(Dataset entries)
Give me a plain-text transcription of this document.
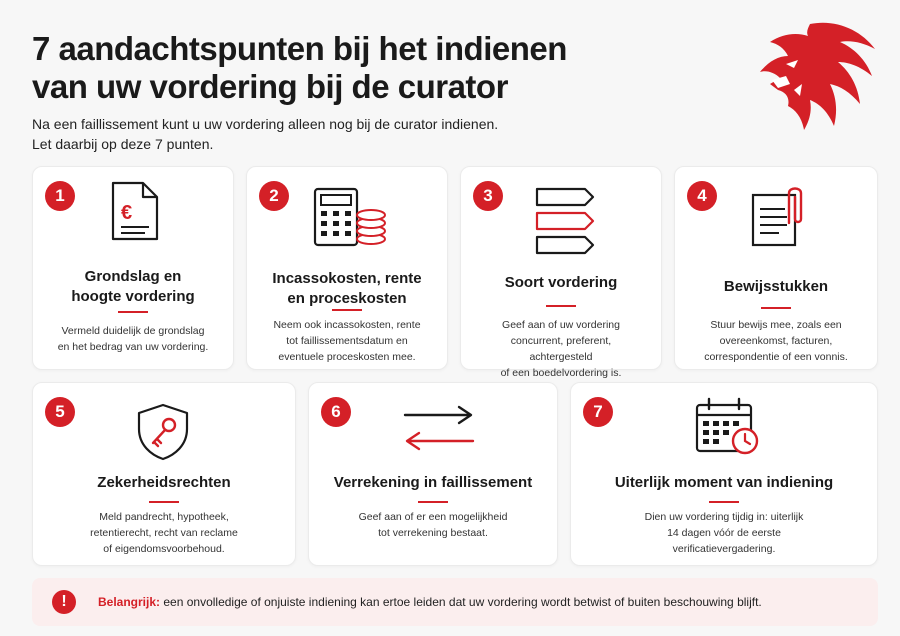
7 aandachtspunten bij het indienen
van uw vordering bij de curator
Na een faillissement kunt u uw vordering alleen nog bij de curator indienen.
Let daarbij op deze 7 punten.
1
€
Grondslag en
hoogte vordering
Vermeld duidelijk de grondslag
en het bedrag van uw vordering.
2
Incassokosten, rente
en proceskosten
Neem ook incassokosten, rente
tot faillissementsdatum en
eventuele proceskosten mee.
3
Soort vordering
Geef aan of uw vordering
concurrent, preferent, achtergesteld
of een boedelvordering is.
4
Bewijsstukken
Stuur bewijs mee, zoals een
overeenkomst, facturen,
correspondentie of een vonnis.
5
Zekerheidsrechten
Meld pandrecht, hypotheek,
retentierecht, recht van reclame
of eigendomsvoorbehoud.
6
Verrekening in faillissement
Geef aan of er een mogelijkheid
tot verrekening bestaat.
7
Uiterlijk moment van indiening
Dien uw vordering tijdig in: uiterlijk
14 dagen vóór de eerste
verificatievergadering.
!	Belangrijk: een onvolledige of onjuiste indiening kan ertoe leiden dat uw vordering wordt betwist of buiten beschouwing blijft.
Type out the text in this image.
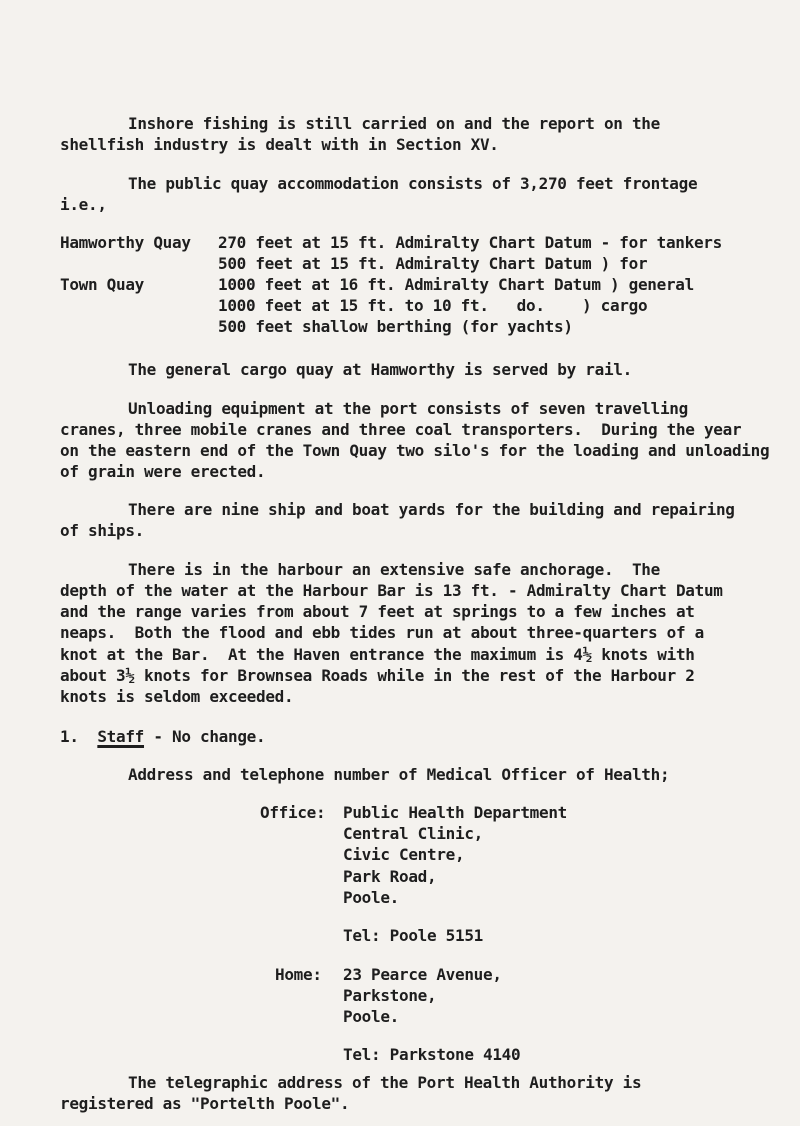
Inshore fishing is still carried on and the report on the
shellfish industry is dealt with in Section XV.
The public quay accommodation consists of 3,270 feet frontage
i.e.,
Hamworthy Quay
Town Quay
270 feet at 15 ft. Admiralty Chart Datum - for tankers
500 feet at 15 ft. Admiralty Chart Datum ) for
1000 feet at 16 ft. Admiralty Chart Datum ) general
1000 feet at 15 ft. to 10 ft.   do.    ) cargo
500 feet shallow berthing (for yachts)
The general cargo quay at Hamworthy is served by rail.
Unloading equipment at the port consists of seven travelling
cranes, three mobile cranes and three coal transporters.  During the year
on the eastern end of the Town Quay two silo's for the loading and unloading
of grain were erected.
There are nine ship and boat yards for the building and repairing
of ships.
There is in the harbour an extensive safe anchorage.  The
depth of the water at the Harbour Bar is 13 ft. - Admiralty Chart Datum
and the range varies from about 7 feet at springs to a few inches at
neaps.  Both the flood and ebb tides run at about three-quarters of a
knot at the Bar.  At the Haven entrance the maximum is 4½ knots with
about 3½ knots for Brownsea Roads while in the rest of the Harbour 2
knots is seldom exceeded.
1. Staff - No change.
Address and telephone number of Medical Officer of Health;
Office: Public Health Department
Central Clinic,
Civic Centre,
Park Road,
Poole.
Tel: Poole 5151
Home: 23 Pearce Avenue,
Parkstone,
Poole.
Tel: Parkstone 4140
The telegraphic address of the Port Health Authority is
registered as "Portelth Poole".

---

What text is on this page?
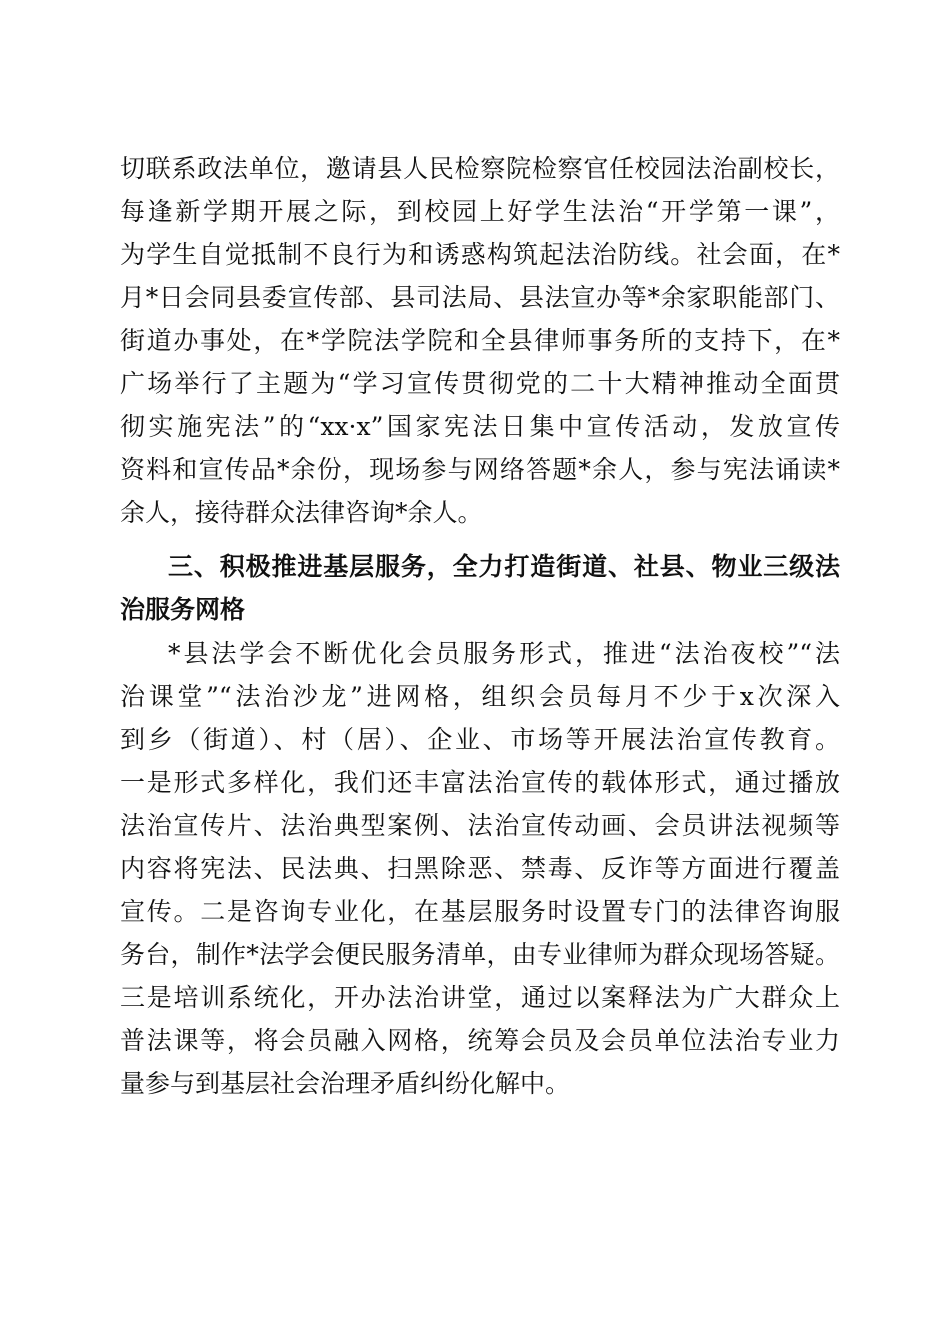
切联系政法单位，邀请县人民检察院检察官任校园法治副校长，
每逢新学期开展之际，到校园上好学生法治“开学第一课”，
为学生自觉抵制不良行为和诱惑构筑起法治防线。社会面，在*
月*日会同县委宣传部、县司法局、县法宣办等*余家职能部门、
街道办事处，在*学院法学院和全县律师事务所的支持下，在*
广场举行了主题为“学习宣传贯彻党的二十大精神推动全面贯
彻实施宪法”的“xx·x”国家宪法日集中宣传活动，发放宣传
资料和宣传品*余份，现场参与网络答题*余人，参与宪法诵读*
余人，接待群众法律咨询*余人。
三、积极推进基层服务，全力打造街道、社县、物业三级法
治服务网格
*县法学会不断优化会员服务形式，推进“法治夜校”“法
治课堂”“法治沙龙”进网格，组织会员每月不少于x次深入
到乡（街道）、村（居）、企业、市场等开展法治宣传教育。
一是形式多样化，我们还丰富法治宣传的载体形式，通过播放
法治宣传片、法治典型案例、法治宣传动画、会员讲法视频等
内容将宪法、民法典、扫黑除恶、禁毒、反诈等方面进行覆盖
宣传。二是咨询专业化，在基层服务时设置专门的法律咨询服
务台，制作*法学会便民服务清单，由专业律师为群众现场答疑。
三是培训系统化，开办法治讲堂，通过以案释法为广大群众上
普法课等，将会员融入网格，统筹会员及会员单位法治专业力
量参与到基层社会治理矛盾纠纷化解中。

...

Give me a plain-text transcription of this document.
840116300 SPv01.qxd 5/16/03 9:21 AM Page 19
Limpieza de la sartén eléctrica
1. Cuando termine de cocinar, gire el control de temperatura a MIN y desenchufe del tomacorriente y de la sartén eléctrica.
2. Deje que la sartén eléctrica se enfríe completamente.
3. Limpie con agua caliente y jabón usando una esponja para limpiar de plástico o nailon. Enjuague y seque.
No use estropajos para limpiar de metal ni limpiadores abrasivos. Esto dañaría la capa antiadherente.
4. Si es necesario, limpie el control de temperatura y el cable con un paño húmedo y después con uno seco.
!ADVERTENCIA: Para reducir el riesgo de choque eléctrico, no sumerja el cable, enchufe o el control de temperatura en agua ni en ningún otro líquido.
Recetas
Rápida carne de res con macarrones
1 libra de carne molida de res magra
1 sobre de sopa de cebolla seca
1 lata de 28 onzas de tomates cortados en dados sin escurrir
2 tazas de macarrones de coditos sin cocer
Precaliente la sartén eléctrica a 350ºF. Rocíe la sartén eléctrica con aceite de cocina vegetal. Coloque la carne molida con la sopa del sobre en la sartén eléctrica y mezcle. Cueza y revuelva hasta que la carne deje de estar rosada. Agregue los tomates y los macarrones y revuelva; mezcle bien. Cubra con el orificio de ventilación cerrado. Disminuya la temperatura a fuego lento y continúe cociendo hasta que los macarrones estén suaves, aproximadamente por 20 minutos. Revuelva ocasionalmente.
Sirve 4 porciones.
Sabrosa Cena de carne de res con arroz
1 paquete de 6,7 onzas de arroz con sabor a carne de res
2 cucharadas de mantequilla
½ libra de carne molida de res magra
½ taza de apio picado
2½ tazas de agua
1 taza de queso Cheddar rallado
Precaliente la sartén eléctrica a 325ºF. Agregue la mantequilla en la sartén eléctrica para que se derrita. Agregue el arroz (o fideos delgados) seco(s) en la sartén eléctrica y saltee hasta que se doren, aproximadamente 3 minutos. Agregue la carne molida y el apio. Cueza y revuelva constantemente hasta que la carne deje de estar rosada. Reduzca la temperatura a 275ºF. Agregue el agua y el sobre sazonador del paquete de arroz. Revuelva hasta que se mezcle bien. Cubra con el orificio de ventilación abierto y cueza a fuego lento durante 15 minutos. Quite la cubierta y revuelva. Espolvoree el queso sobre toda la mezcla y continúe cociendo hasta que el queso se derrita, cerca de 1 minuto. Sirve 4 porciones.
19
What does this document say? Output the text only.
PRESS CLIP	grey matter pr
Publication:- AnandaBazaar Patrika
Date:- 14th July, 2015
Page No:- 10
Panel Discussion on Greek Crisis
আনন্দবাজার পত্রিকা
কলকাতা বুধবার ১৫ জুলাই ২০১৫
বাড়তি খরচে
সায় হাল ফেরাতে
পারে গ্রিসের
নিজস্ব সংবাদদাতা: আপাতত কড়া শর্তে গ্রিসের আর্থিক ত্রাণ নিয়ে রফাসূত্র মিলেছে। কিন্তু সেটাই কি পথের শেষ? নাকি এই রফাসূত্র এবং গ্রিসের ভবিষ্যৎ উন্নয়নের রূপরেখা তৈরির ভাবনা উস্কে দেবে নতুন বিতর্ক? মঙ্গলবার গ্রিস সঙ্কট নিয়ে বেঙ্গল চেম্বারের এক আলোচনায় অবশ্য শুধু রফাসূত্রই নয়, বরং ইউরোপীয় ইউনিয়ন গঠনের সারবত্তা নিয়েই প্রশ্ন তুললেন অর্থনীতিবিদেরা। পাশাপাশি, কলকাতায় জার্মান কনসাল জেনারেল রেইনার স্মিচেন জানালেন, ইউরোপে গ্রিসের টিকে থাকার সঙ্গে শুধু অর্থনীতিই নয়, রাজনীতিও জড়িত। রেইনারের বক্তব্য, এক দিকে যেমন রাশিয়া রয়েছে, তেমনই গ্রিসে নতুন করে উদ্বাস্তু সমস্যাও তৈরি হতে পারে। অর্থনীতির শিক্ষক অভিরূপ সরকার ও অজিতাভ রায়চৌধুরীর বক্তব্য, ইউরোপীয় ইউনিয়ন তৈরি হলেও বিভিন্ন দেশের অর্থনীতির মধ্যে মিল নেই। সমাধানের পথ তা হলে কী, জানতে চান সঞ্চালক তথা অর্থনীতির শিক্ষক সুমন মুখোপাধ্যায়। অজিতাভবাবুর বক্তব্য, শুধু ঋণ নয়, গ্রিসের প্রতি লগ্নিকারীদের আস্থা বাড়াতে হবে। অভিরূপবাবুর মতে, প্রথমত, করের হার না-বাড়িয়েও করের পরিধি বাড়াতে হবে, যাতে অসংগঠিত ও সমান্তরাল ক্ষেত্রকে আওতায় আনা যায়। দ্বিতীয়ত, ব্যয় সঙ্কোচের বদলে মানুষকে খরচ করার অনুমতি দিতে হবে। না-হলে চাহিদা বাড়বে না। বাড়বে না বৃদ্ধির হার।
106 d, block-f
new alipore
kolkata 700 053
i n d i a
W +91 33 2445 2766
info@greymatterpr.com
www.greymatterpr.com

● **Challenge**
Using the records given above, list every line that includes the word "Chart".

● **Answer to the exercise**
270 feet at 15 ft. Admiralty Chart Datum - for tankers
500 feet at 15 ft. Admiralty Chart Datum ) for
1000 feet at 16 ft. Admiralty Chart Datum ) general
depth of the water at the Harbour Bar is 13 ft. - Admiralty Chart Datum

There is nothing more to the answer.